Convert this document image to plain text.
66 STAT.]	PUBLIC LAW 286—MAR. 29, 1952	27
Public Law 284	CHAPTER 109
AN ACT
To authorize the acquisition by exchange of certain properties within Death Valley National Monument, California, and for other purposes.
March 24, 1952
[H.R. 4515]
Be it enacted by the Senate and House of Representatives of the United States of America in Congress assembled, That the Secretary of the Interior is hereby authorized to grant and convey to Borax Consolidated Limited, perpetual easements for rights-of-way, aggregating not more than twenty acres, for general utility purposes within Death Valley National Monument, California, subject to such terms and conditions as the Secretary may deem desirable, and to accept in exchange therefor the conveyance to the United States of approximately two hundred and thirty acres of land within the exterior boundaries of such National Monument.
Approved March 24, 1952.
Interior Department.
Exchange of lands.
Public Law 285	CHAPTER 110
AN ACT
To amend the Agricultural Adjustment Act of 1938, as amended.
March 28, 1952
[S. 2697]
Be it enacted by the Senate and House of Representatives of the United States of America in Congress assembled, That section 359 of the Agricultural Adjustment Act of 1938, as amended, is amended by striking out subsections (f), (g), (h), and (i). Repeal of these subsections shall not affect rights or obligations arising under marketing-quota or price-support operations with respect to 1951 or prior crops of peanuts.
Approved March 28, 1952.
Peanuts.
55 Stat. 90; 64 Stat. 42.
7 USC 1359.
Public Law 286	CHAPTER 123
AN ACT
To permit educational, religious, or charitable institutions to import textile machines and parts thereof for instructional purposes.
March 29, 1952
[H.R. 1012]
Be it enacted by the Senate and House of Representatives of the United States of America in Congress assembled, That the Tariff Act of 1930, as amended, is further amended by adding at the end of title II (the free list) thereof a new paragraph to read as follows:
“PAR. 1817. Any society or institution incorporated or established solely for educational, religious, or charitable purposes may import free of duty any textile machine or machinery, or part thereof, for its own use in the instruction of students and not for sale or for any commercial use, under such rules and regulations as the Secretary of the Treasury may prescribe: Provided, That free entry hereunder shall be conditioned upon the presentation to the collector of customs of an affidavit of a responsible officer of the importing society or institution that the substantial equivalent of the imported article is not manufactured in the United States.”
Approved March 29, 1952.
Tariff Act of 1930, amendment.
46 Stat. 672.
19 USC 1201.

....

WRITTEN PROBLEM >> The word "CHAPTER" may occur in lines of the records. Report how many such lines there are, giving only the number.

RESPONSE TO THE EXERCISE >> 3